Prompt: Output each line exactly as it appears, skipping any embedded picture.

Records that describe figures
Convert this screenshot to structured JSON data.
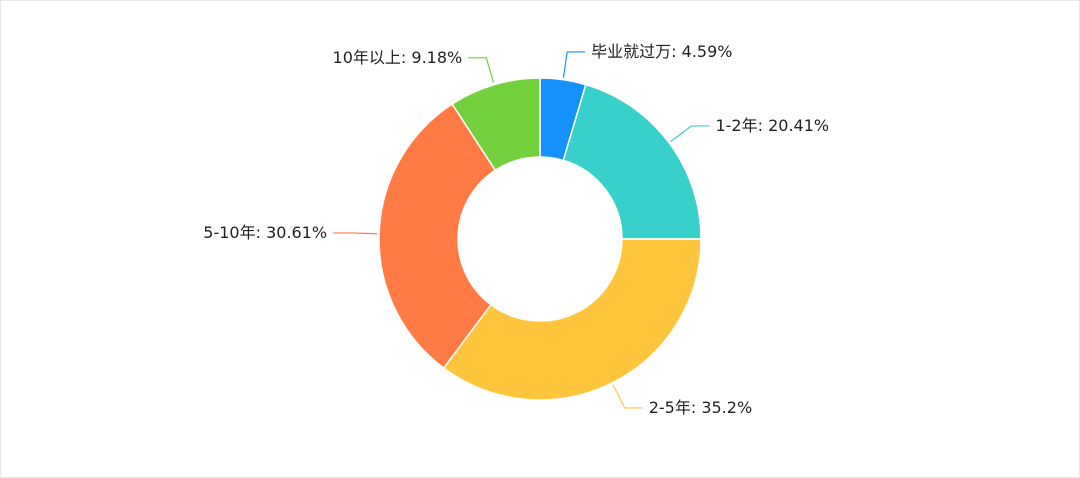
{
  "chart_data": {
    "type": "donut",
    "categories": [
      "毕业就过万",
      "1-2年",
      "2-5年",
      "5-10年",
      "10年以上"
    ],
    "values": [
      4.59,
      20.41,
      35.2,
      30.61,
      9.18
    ],
    "value_labels": [
      "4.59%",
      "20.41%",
      "35.2%",
      "30.61%",
      "9.18%"
    ],
    "label_separator": ": ",
    "colors": [
      "#1591fb",
      "#38d0cb",
      "#ffc53d",
      "#ff7a45",
      "#73d13d"
    ]
  }
}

Response for this exercise:
Convert this screenshot to structured JSON data.
{
  "chart_data": {
    "type": "donut",
    "categories": [
      "毕业就过万",
      "1-2年",
      "2-5年",
      "5-10年",
      "10年以上"
    ],
    "values": [
      4.59,
      20.41,
      35.2,
      30.61,
      9.18
    ],
    "value_labels": [
      "4.59%",
      "20.41%",
      "35.2%",
      "30.61%",
      "9.18%"
    ],
    "label_separator": ": ",
    "colors": [
      "#1591fb",
      "#38d0cb",
      "#ffc53d",
      "#ff7a45",
      "#73d13d"
    ]
  }
}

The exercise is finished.